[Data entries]

## START

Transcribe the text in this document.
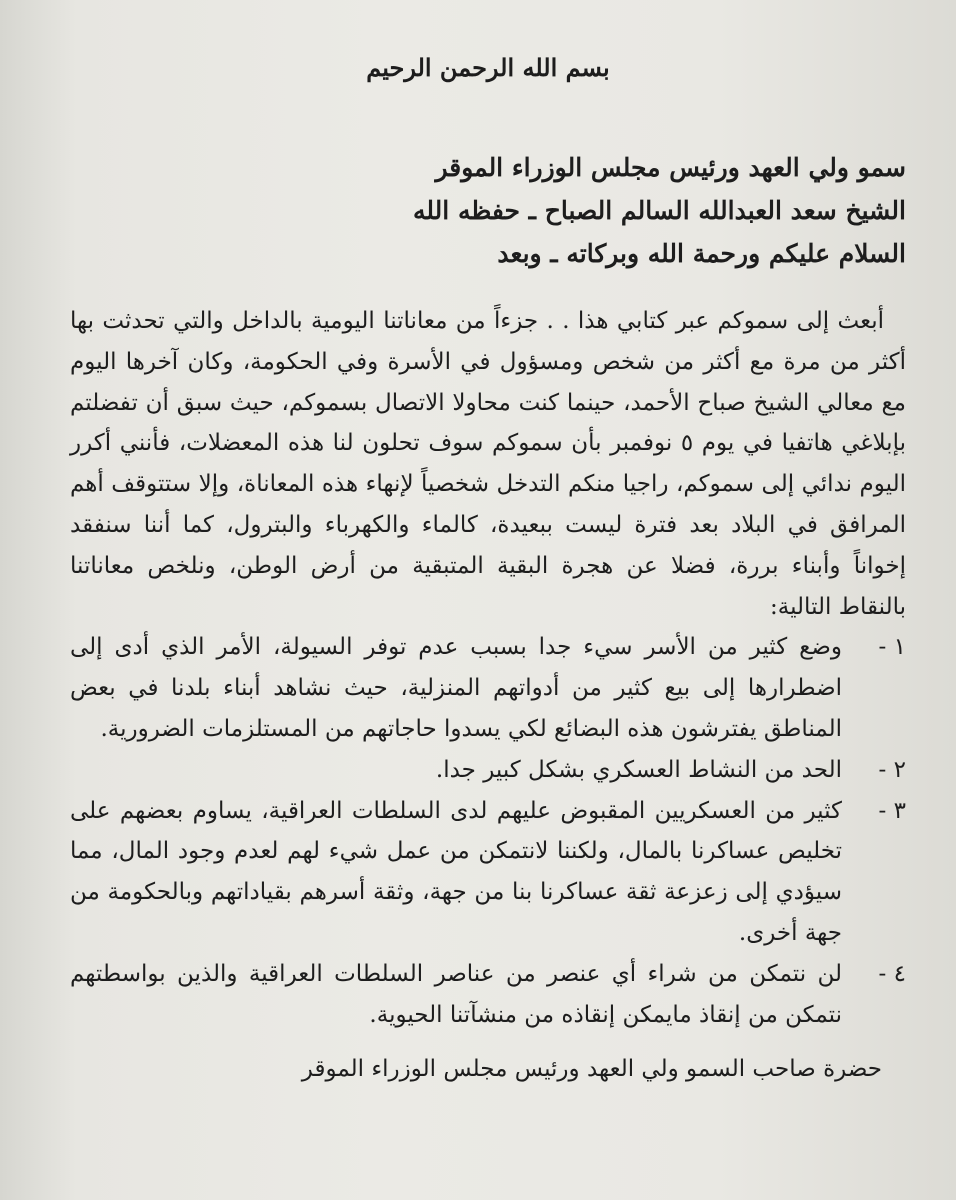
بسم الله الرحمن الرحيم
سمو ولي العهد ورئيس مجلس الوزراء الموقر
الشيخ سعد العبدالله السالم الصباح ـ حفظه الله
السلام عليكم ورحمة الله وبركاته ـ وبعد

أبعث إلى سموكم عبر كتابي هذا . . جزءاً من معاناتنا اليومية بالداخل والتي تحدثت بها أكثر من مرة مع أكثر من شخص ومسؤول في الأسرة وفي الحكومة، وكان آخرها اليوم مع معالي الشيخ صباح الأحمد، حينما كنت محاولا الاتصال بسموكم، حيث سبق أن تفضلتم بإبلاغي هاتفيا في يوم ٥ نوفمبر بأن سموكم سوف تحلون لنا هذه المعضلات، فأنني أكرر اليوم ندائي إلى سموكم، راجيا منكم التدخل شخصياً لإنهاء هذه المعاناة، وإلا ستتوقف أهم المرافق في البلاد بعد فترة ليست ببعيدة، كالماء والكهرباء والبترول، كما أننا سنفقد إخواناً وأبناء بررة، فضلا عن هجرة البقية المتبقية من أرض الوطن، ونلخص معاناتنا بالنقاط التالية:

١ -
وضع كثير من الأسر سيء جدا بسبب عدم توفر السيولة، الأمر الذي أدى إلى اضطرارها إلى بيع كثير من أدواتهم المنزلية، حيث نشاهد أبناء بلدنا في بعض المناطق يفترشون هذه البضائع لكي يسدوا حاجاتهم من المستلزمات الضرورية.
٢ -
الحد من النشاط العسكري بشكل كبير جدا.
٣ -
كثير من العسكريين المقبوض عليهم لدى السلطات العراقية، يساوم بعضهم على تخليص عساكرنا بالمال، ولكننا لانتمكن من عمل شيء لهم لعدم وجود المال، مما سيؤدي إلى زعزعة ثقة عساكرنا بنا من جهة، وثقة أسرهم بقياداتهم وبالحكومة من جهة أخرى.
٤ -
لن نتمكن من شراء أي عنصر من عناصر السلطات العراقية والذين بواسطتهم نتمكن من إنقاذ مايمكن إنقاذه من منشآتنا الحيوية.
حضرة صاحب السمو ولي العهد ورئيس مجلس الوزراء الموقر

## END

**WHAT IS EXPECTED:** Pick out and copy every line that contains the word "الوزراء".

**ANSWER TO THIS TASK:**
سمو ولي العهد ورئيس مجلس الوزراء الموقر
حضرة صاحب السمو ولي العهد ورئيس مجلس الوزراء الموقر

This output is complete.